--- BEGIN ---

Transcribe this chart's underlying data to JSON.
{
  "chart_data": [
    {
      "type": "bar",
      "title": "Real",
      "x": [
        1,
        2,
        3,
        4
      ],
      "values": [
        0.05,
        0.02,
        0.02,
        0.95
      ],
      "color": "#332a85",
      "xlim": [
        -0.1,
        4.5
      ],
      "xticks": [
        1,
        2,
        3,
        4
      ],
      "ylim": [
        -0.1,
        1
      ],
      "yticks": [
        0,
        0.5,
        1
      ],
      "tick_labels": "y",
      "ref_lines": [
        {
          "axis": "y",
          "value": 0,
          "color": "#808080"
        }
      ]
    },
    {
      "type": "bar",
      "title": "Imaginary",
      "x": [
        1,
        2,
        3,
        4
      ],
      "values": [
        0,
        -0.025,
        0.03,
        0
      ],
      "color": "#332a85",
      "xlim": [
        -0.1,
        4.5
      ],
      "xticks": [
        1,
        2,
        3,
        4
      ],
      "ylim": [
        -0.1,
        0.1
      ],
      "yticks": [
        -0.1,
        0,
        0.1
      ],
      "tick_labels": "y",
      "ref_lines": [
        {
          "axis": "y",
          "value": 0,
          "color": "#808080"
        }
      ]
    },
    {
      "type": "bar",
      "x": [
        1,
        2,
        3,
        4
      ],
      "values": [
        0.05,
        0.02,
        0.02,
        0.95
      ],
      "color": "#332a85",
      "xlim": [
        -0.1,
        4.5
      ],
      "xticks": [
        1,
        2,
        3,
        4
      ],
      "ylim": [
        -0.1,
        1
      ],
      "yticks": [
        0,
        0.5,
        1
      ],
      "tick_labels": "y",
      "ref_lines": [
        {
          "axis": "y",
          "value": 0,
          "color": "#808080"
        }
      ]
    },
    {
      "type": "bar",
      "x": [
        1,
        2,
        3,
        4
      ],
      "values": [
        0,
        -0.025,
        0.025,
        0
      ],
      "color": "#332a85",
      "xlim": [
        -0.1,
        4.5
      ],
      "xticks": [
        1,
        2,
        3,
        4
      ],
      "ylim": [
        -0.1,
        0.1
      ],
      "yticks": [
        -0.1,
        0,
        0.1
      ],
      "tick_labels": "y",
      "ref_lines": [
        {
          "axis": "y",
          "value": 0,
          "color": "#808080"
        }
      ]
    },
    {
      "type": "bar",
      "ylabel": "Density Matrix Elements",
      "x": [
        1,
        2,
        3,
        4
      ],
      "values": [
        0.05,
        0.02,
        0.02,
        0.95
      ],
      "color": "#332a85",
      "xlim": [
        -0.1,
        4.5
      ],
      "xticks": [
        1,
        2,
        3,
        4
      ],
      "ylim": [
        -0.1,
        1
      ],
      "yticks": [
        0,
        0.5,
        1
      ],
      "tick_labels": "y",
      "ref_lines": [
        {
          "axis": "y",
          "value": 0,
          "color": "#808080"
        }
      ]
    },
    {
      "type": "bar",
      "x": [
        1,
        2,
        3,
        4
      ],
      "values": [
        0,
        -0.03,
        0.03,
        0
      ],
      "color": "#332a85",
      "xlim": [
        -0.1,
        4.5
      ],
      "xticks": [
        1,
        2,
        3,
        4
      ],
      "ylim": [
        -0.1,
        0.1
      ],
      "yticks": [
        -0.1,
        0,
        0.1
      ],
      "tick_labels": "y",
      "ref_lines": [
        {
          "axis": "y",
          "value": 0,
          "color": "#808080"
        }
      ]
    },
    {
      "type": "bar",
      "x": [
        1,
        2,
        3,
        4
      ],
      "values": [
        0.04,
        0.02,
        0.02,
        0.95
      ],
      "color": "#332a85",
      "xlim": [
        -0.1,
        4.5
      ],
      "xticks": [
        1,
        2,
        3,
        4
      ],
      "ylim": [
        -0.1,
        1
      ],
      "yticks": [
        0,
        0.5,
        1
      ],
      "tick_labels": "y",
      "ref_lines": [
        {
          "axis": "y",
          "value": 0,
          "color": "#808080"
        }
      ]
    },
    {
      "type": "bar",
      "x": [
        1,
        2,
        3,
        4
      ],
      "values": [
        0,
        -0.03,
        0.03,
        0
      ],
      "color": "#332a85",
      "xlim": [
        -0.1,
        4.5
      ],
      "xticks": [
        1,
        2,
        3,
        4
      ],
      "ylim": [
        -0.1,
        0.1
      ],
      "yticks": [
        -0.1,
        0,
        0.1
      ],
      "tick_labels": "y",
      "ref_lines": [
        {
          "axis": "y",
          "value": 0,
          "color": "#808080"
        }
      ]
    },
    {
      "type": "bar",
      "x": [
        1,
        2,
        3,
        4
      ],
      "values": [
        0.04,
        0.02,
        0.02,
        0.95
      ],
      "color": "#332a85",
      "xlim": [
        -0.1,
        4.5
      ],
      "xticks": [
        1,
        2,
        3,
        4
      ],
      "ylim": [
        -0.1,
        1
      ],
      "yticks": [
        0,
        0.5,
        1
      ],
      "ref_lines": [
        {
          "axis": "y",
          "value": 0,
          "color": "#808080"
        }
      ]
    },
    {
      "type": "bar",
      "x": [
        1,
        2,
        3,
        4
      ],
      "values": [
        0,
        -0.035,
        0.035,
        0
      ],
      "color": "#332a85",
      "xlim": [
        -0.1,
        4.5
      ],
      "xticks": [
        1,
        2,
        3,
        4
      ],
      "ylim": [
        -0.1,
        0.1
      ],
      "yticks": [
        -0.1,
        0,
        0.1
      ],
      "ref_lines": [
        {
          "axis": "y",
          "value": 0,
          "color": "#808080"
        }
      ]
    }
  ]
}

--- END ---

*Written task*.
Repeat the material above exactly.

*The response*.
Transcribe this chart's underlying data to JSON.
{
  "chart_data": [
    {
      "type": "bar",
      "title": "Real",
      "x": [
        1,
        2,
        3,
        4
      ],
      "values": [
        0.05,
        0.02,
        0.02,
        0.95
      ],
      "color": "#332a85",
      "xlim": [
        -0.1,
        4.5
      ],
      "xticks": [
        1,
        2,
        3,
        4
      ],
      "ylim": [
        -0.1,
        1
      ],
      "yticks": [
        0,
        0.5,
        1
      ],
      "tick_labels": "y",
      "ref_lines": [
        {
          "axis": "y",
          "value": 0,
          "color": "#808080"
        }
      ]
    },
    {
      "type": "bar",
      "title": "Imaginary",
      "x": [
        1,
        2,
        3,
        4
      ],
      "values": [
        0,
        -0.025,
        0.03,
        0
      ],
      "color": "#332a85",
      "xlim": [
        -0.1,
        4.5
      ],
      "xticks": [
        1,
        2,
        3,
        4
      ],
      "ylim": [
        -0.1,
        0.1
      ],
      "yticks": [
        -0.1,
        0,
        0.1
      ],
      "tick_labels": "y",
      "ref_lines": [
        {
          "axis": "y",
          "value": 0,
          "color": "#808080"
        }
      ]
    },
    {
      "type": "bar",
      "x": [
        1,
        2,
        3,
        4
      ],
      "values": [
        0.05,
        0.02,
        0.02,
        0.95
      ],
      "color": "#332a85",
      "xlim": [
        -0.1,
        4.5
      ],
      "xticks": [
        1,
        2,
        3,
        4
      ],
      "ylim": [
        -0.1,
        1
      ],
      "yticks": [
        0,
        0.5,
        1
      ],
      "tick_labels": "y",
      "ref_lines": [
        {
          "axis": "y",
          "value": 0,
          "color": "#808080"
        }
      ]
    },
    {
      "type": "bar",
      "x": [
        1,
        2,
        3,
        4
      ],
      "values": [
        0,
        -0.025,
        0.025,
        0
      ],
      "color": "#332a85",
      "xlim": [
        -0.1,
        4.5
      ],
      "xticks": [
        1,
        2,
        3,
        4
      ],
      "ylim": [
        -0.1,
        0.1
      ],
      "yticks": [
        -0.1,
        0,
        0.1
      ],
      "tick_labels": "y",
      "ref_lines": [
        {
          "axis": "y",
          "value": 0,
          "color": "#808080"
        }
      ]
    },
    {
      "type": "bar",
      "ylabel": "Density Matrix Elements",
      "x": [
        1,
        2,
        3,
        4
      ],
      "values": [
        0.05,
        0.02,
        0.02,
        0.95
      ],
      "color": "#332a85",
      "xlim": [
        -0.1,
        4.5
      ],
      "xticks": [
        1,
        2,
        3,
        4
      ],
      "ylim": [
        -0.1,
        1
      ],
      "yticks": [
        0,
        0.5,
        1
      ],
      "tick_labels": "y",
      "ref_lines": [
        {
          "axis": "y",
          "value": 0,
          "color": "#808080"
        }
      ]
    },
    {
      "type": "bar",
      "x": [
        1,
        2,
        3,
        4
      ],
      "values": [
        0,
        -0.03,
        0.03,
        0
      ],
      "color": "#332a85",
      "xlim": [
        -0.1,
        4.5
      ],
      "xticks": [
        1,
        2,
        3,
        4
      ],
      "ylim": [
        -0.1,
        0.1
      ],
      "yticks": [
        -0.1,
        0,
        0.1
      ],
      "tick_labels": "y",
      "ref_lines": [
        {
          "axis": "y",
          "value": 0,
          "color": "#808080"
        }
      ]
    },
    {
      "type": "bar",
      "x": [
        1,
        2,
        3,
        4
      ],
      "values": [
        0.04,
        0.02,
        0.02,
        0.95
      ],
      "color": "#332a85",
      "xlim": [
        -0.1,
        4.5
      ],
      "xticks": [
        1,
        2,
        3,
        4
      ],
      "ylim": [
        -0.1,
        1
      ],
      "yticks": [
        0,
        0.5,
        1
      ],
      "tick_labels": "y",
      "ref_lines": [
        {
          "axis": "y",
          "value": 0,
          "color": "#808080"
        }
      ]
    },
    {
      "type": "bar",
      "x": [
        1,
        2,
        3,
        4
      ],
      "values": [
        0,
        -0.03,
        0.03,
        0
      ],
      "color": "#332a85",
      "xlim": [
        -0.1,
        4.5
      ],
      "xticks": [
        1,
        2,
        3,
        4
      ],
      "ylim": [
        -0.1,
        0.1
      ],
      "yticks": [
        -0.1,
        0,
        0.1
      ],
      "tick_labels": "y",
      "ref_lines": [
        {
          "axis": "y",
          "value": 0,
          "color": "#808080"
        }
      ]
    },
    {
      "type": "bar",
      "x": [
        1,
        2,
        3,
        4
      ],
      "values": [
        0.04,
        0.02,
        0.02,
        0.95
      ],
      "color": "#332a85",
      "xlim": [
        -0.1,
        4.5
      ],
      "xticks": [
        1,
        2,
        3,
        4
      ],
      "ylim": [
        -0.1,
        1
      ],
      "yticks": [
        0,
        0.5,
        1
      ],
      "ref_lines": [
        {
          "axis": "y",
          "value": 0,
          "color": "#808080"
        }
      ]
    },
    {
      "type": "bar",
      "x": [
        1,
        2,
        3,
        4
      ],
      "values": [
        0,
        -0.035,
        0.035,
        0
      ],
      "color": "#332a85",
      "xlim": [
        -0.1,
        4.5
      ],
      "xticks": [
        1,
        2,
        3,
        4
      ],
      "ylim": [
        -0.1,
        0.1
      ],
      "yticks": [
        -0.1,
        0,
        0.1
      ],
      "ref_lines": [
        {
          "axis": "y",
          "value": 0,
          "color": "#808080"
        }
      ]
    }
  ]
}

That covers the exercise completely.